▸ **Requirement**
Output the material below unchanged, apart from leaving out the pictures.

Extracted records:
^^^^

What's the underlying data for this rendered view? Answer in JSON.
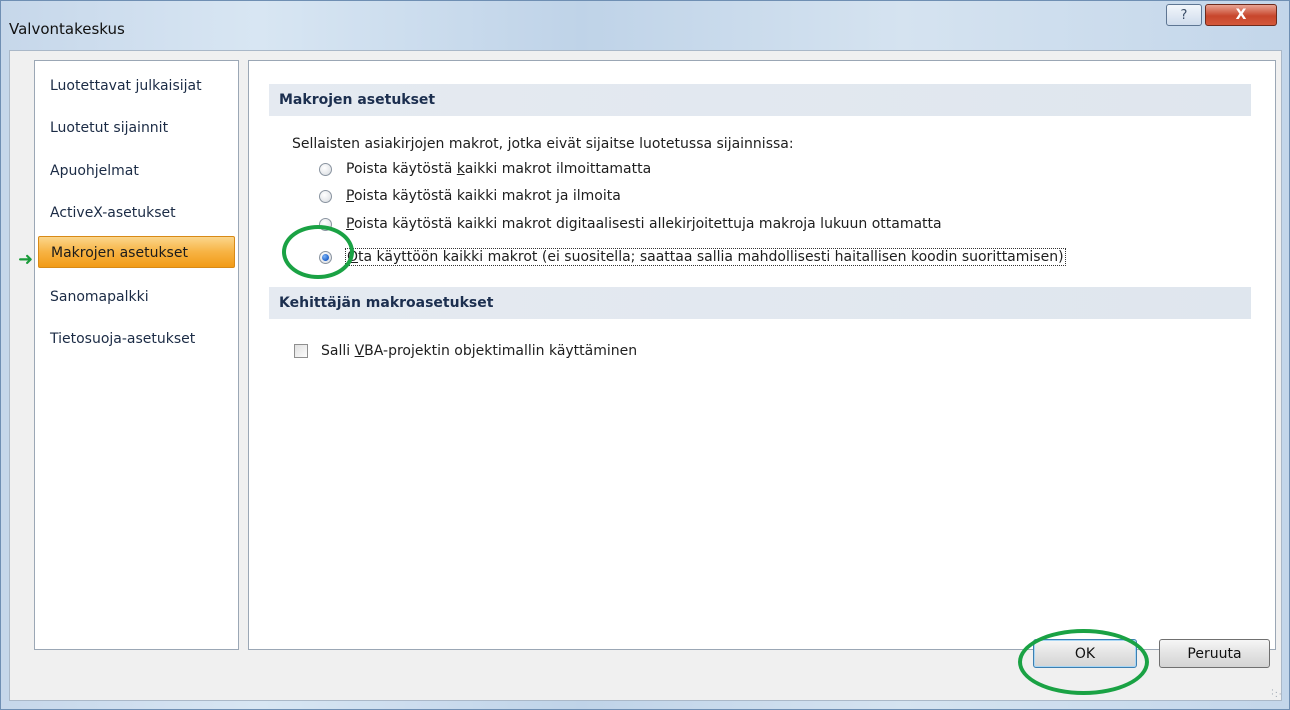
{
  "window": {
    "title": "Valvontakeskus",
    "help_symbol": "?",
    "close_symbol": "X"
  },
  "sidebar": {
    "items": [
      {
        "label": "Luotettavat julkaisijat"
      },
      {
        "label": "Luotetut sijainnit"
      },
      {
        "label": "Apuohjelmat"
      },
      {
        "label": "ActiveX-asetukset"
      },
      {
        "label": "Makrojen asetukset",
        "selected": true
      },
      {
        "label": "Sanomapalkki"
      },
      {
        "label": "Tietosuoja-asetukset"
      }
    ],
    "pointer_arrow": "➜"
  },
  "macro_settings": {
    "header": "Makrojen asetukset",
    "description": "Sellaisten asiakirjojen makrot, jotka eivät sijaitse luotetussa sijainnissa:",
    "options": [
      {
        "pre": "Poista käytöstä ",
        "ul": "k",
        "post": "aikki makrot ilmoittamatta",
        "checked": false
      },
      {
        "pre": "",
        "ul": "P",
        "post": "oista käytöstä kaikki makrot ja ilmoita",
        "checked": false
      },
      {
        "pre": "",
        "ul": "P",
        "post": "oista käytöstä kaikki makrot digitaalisesti allekirjoitettuja makroja lukuun ottamatta",
        "checked": false
      },
      {
        "pre": "",
        "ul": "O",
        "post": "ta käyttöön kaikki makrot (ei suositella; saattaa sallia mahdollisesti haitallisen koodin suorittamisen)",
        "checked": true
      }
    ]
  },
  "developer_settings": {
    "header": "Kehittäjän makroasetukset",
    "checkbox": {
      "pre": "Salli ",
      "ul": "V",
      "post": "BA-projektin objektimallin käyttäminen",
      "checked": false
    }
  },
  "buttons": {
    "ok": "OK",
    "cancel": "Peruuta"
  },
  "colors": {
    "selection": "#f7b343",
    "highlight_ring": "#1aa244"
  }
}
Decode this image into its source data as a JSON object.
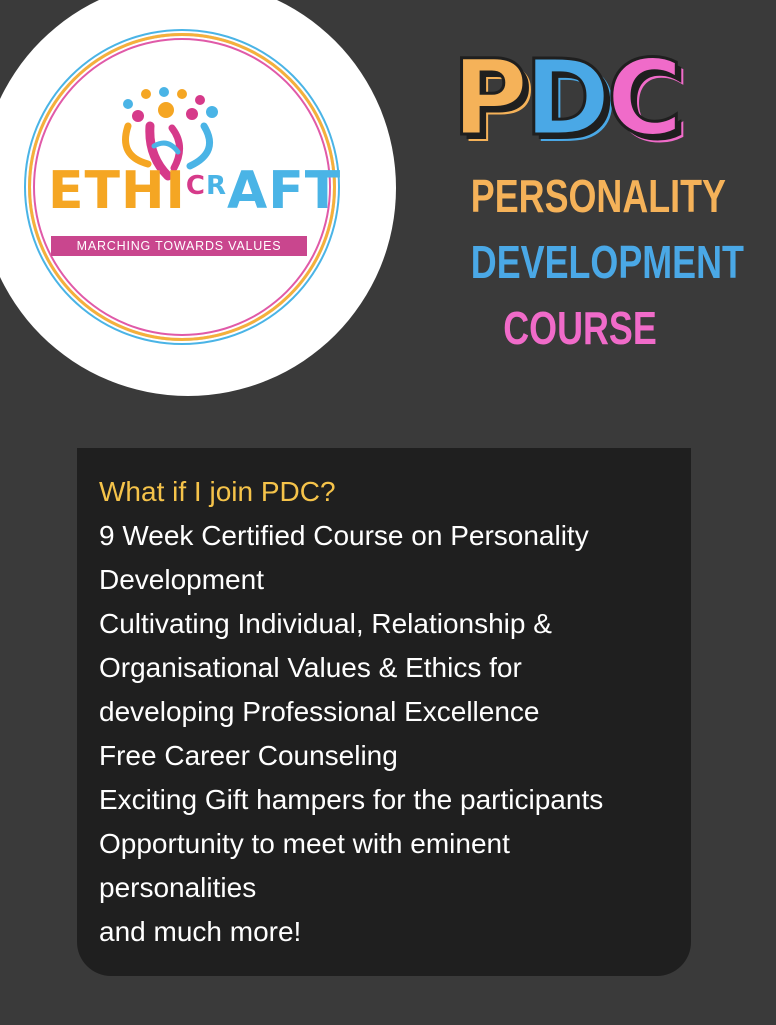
{
  "logo": {
    "word_e": "ETHI",
    "word_c": "C",
    "word_r": "R",
    "word_aft": "AFT",
    "tagline": "MARCHING TOWARDS VALUES"
  },
  "brand": {
    "letters": [
      "P",
      "D",
      "C"
    ],
    "title_lines": [
      "PERSONALITY",
      "DEVELOPMENT",
      "COURSE"
    ]
  },
  "colors": {
    "orange": "#f5b259",
    "blue": "#4aa8e6",
    "pink": "#f06bc9",
    "question": "#f5c34a",
    "background": "#3a3a3a",
    "card": "#1f1f1f"
  },
  "card": {
    "question": "What if I join PDC?",
    "lines": [
      "9 Week Certified Course on Personality",
      "Development",
      "Cultivating Individual, Relationship &",
      "Organisational Values & Ethics for",
      "developing Professional Excellence",
      "Free Career Counseling",
      "Exciting Gift hampers for the participants",
      "Opportunity to meet with eminent",
      "personalities",
      "and much more!"
    ]
  }
}
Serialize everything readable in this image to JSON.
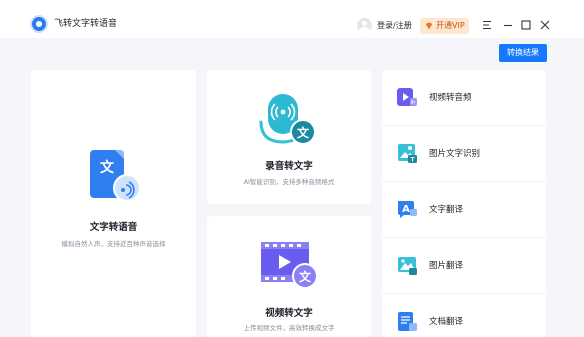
{
  "app": {
    "title": "飞转文字转语音"
  },
  "header": {
    "login_label": "登录/注册",
    "vip_label": "开通VIP",
    "result_button": "转换结果"
  },
  "colors": {
    "accent": "#1677ff",
    "vip_bg": "#ffe7cf",
    "vip_text": "#c2581a",
    "background": "#f4f6f9"
  },
  "cards": {
    "tts": {
      "title": "文字转语音",
      "desc": "模拟自然人声，支持近百种声音选择",
      "icon": "document-voice-icon"
    },
    "rec": {
      "title": "录音转文字",
      "desc": "AI智能识别，支持多种音频格式",
      "icon": "microphone-text-icon"
    },
    "vid": {
      "title": "视频转文字",
      "desc": "上传视频文件，高效转换成文字",
      "icon": "video-text-icon"
    }
  },
  "tools": [
    {
      "label": "视频转音频",
      "icon": "video-audio-icon"
    },
    {
      "label": "图片文字识别",
      "icon": "image-ocr-icon"
    },
    {
      "label": "文字翻译",
      "icon": "text-translate-icon"
    },
    {
      "label": "图片翻译",
      "icon": "image-translate-icon"
    },
    {
      "label": "文档翻译",
      "icon": "document-translate-icon"
    }
  ]
}
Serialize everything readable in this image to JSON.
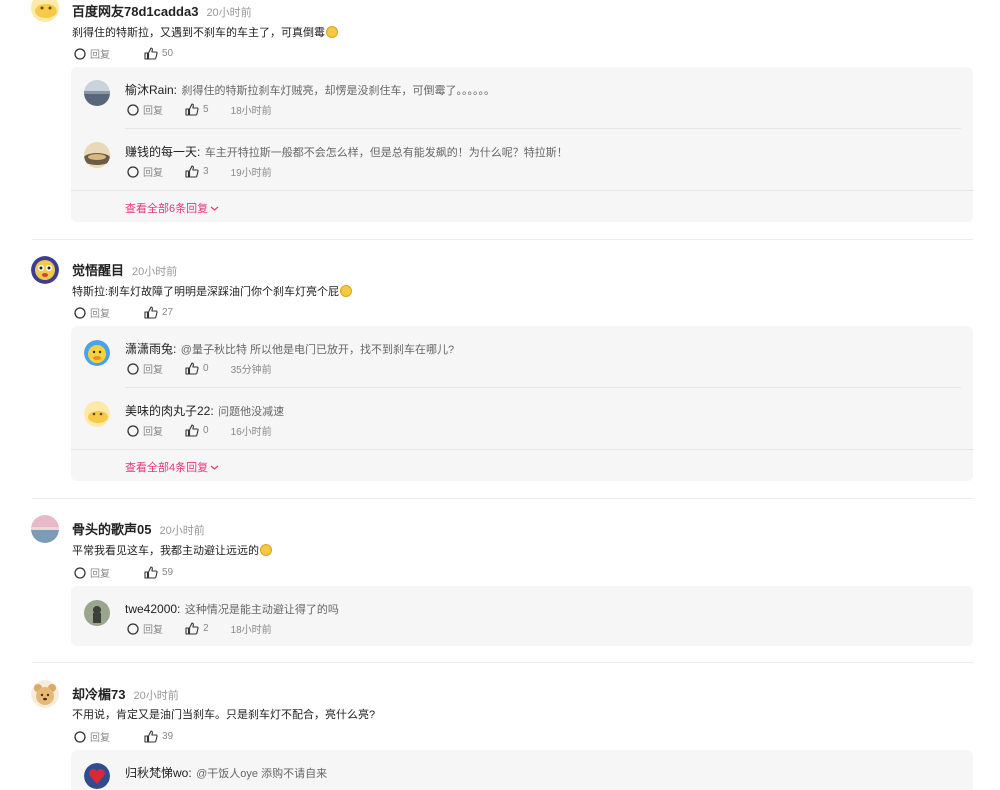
{
  "labels": {
    "reply": "回复"
  },
  "comments": [
    {
      "user": "百度网友78d1cadda3",
      "time": "20小时前",
      "text": "刹得住的特斯拉，又遇到不刹车的车主了，可真倒霉",
      "likes": "50",
      "replies": [
        {
          "user": "榆沐Rain:",
          "text": "刹得住的特斯拉刹车灯贼亮，却愣是没刹住车，可倒霉了。。。。。。",
          "likes": "5",
          "time": "18小时前"
        },
        {
          "user": "赚钱的每一天:",
          "text": "车主开特拉斯一般都不会怎么样，但是总有能发飙的！为什么呢？特拉斯！",
          "likes": "3",
          "time": "19小时前"
        }
      ],
      "view_all": "查看全部6条回复"
    },
    {
      "user": "觉悟醒目",
      "time": "20小时前",
      "text": "特斯拉:刹车灯故障了明明是深踩油门你个刹车灯亮个屁",
      "likes": "27",
      "replies": [
        {
          "user": "潇潇雨兔:",
          "text": "@量子秋比特 所以他是电门已放开，找不到刹车在哪儿?",
          "likes": "0",
          "time": "35分钟前"
        },
        {
          "user": "美味的肉丸子22:",
          "text": "问题他没减速",
          "likes": "0",
          "time": "16小时前"
        }
      ],
      "view_all": "查看全部4条回复"
    },
    {
      "user": "骨头的歌声05",
      "time": "20小时前",
      "text": "平常我看见这车，我都主动避让远远的",
      "likes": "59",
      "replies": [
        {
          "user": "twe42000:",
          "text": "这种情况是能主动避让得了的吗",
          "likes": "2",
          "time": "18小时前"
        }
      ]
    },
    {
      "user": "却冷楣73",
      "time": "20小时前",
      "text": "不用说，肯定又是油门当刹车。只是刹车灯不配合，亮什么亮?",
      "likes": "39",
      "replies": [
        {
          "user": "归秋梵悌wo:",
          "text": "@干饭人oye 添购不请自来"
        }
      ]
    }
  ]
}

^^^^

▸ **Full output**
What's the underlying data for this rendered view? Answer in JSON.
{
  "window": {
    "title": "Valvontakeskus",
    "help_symbol": "?",
    "close_symbol": "X"
  },
  "sidebar": {
    "items": [
      {
        "label": "Luotettavat julkaisijat"
      },
      {
        "label": "Luotetut sijainnit"
      },
      {
        "label": "Apuohjelmat"
      },
      {
        "label": "ActiveX-asetukset"
      },
      {
        "label": "Makrojen asetukset",
        "selected": true
      },
      {
        "label": "Sanomapalkki"
      },
      {
        "label": "Tietosuoja-asetukset"
      }
    ],
    "pointer_arrow": "➜"
  },
  "macro_settings": {
    "header": "Makrojen asetukset",
    "description": "Sellaisten asiakirjojen makrot, jotka eivät sijaitse luotetussa sijainnissa:",
    "options": [
      {
        "pre": "Poista käytöstä ",
        "ul": "k",
        "post": "aikki makrot ilmoittamatta",
        "checked": false
      },
      {
        "pre": "",
        "ul": "P",
        "post": "oista käytöstä kaikki makrot ja ilmoita",
        "checked": false
      },
      {
        "pre": "",
        "ul": "P",
        "post": "oista käytöstä kaikki makrot digitaalisesti allekirjoitettuja makroja lukuun ottamatta",
        "checked": false
      },
      {
        "pre": "",
        "ul": "O",
        "post": "ta käyttöön kaikki makrot (ei suositella; saattaa sallia mahdollisesti haitallisen koodin suorittamisen)",
        "checked": true
      }
    ]
  },
  "developer_settings": {
    "header": "Kehittäjän makroasetukset",
    "checkbox": {
      "pre": "Salli ",
      "ul": "V",
      "post": "BA-projektin objektimallin käyttäminen",
      "checked": false
    }
  },
  "buttons": {
    "ok": "OK",
    "cancel": "Peruuta"
  },
  "colors": {
    "selection": "#f7b343",
    "highlight_ring": "#1aa244"
  }
}
Decode this image into its source data as a JSON object.
{
  "logo": {
    "word_e": "ETHI",
    "word_c": "C",
    "word_r": "R",
    "word_aft": "AFT",
    "tagline": "MARCHING TOWARDS VALUES"
  },
  "brand": {
    "letters": [
      "P",
      "D",
      "C"
    ],
    "title_lines": [
      "PERSONALITY",
      "DEVELOPMENT",
      "COURSE"
    ]
  },
  "colors": {
    "orange": "#f5b259",
    "blue": "#4aa8e6",
    "pink": "#f06bc9",
    "question": "#f5c34a",
    "background": "#3a3a3a",
    "card": "#1f1f1f"
  },
  "card": {
    "question": "What if I join PDC?",
    "lines": [
      "9 Week Certified Course on Personality",
      "Development",
      "Cultivating Individual, Relationship &",
      "Organisational Values & Ethics for",
      "developing Professional Excellence",
      "Free Career Counseling",
      "Exciting Gift hampers for the participants",
      "Opportunity to meet with eminent",
      "personalities",
      "and much more!"
    ]
  }
}
Serialize everything readable in this image to JSON.
{
  "app": {
    "title": "飞转文字转语音"
  },
  "header": {
    "login_label": "登录/注册",
    "vip_label": "开通VIP",
    "result_button": "转换结果"
  },
  "colors": {
    "accent": "#1677ff",
    "vip_bg": "#ffe7cf",
    "vip_text": "#c2581a",
    "background": "#f4f6f9"
  },
  "cards": {
    "tts": {
      "title": "文字转语音",
      "desc": "模拟自然人声，支持近百种声音选择",
      "icon": "document-voice-icon"
    },
    "rec": {
      "title": "录音转文字",
      "desc": "AI智能识别，支持多种音频格式",
      "icon": "microphone-text-icon"
    },
    "vid": {
      "title": "视频转文字",
      "desc": "上传视频文件，高效转换成文字",
      "icon": "video-text-icon"
    }
  },
  "tools": [
    {
      "label": "视频转音频",
      "icon": "video-audio-icon"
    },
    {
      "label": "图片文字识别",
      "icon": "image-ocr-icon"
    },
    {
      "label": "文字翻译",
      "icon": "text-translate-icon"
    },
    {
      "label": "图片翻译",
      "icon": "image-translate-icon"
    },
    {
      "label": "文档翻译",
      "icon": "document-translate-icon"
    }
  ]
}
Serialize everything readable in this image to JSON.
{
  "labels": {
    "reply": "回复"
  },
  "comments": [
    {
      "user": "百度网友78d1cadda3",
      "time": "20小时前",
      "text": "刹得住的特斯拉，又遇到不刹车的车主了，可真倒霉",
      "likes": "50",
      "replies": [
        {
          "user": "榆沐Rain:",
          "text": "刹得住的特斯拉刹车灯贼亮，却愣是没刹住车，可倒霉了。。。。。。",
          "likes": "5",
          "time": "18小时前"
        },
        {
          "user": "赚钱的每一天:",
          "text": "车主开特拉斯一般都不会怎么样，但是总有能发飙的！为什么呢？特拉斯！",
          "likes": "3",
          "time": "19小时前"
        }
      ],
      "view_all": "查看全部6条回复"
    },
    {
      "user": "觉悟醒目",
      "time": "20小时前",
      "text": "特斯拉:刹车灯故障了明明是深踩油门你个刹车灯亮个屁",
      "likes": "27",
      "replies": [
        {
          "user": "潇潇雨兔:",
          "text": "@量子秋比特 所以他是电门已放开，找不到刹车在哪儿?",
          "likes": "0",
          "time": "35分钟前"
        },
        {
          "user": "美味的肉丸子22:",
          "text": "问题他没减速",
          "likes": "0",
          "time": "16小时前"
        }
      ],
      "view_all": "查看全部4条回复"
    },
    {
      "user": "骨头的歌声05",
      "time": "20小时前",
      "text": "平常我看见这车，我都主动避让远远的",
      "likes": "59",
      "replies": [
        {
          "user": "twe42000:",
          "text": "这种情况是能主动避让得了的吗",
          "likes": "2",
          "time": "18小时前"
        }
      ]
    },
    {
      "user": "却冷楣73",
      "time": "20小时前",
      "text": "不用说，肯定又是油门当刹车。只是刹车灯不配合，亮什么亮?",
      "likes": "39",
      "replies": [
        {
          "user": "归秋梵悌wo:",
          "text": "@干饭人oye 添购不请自来"
        }
      ]
    }
  ]
}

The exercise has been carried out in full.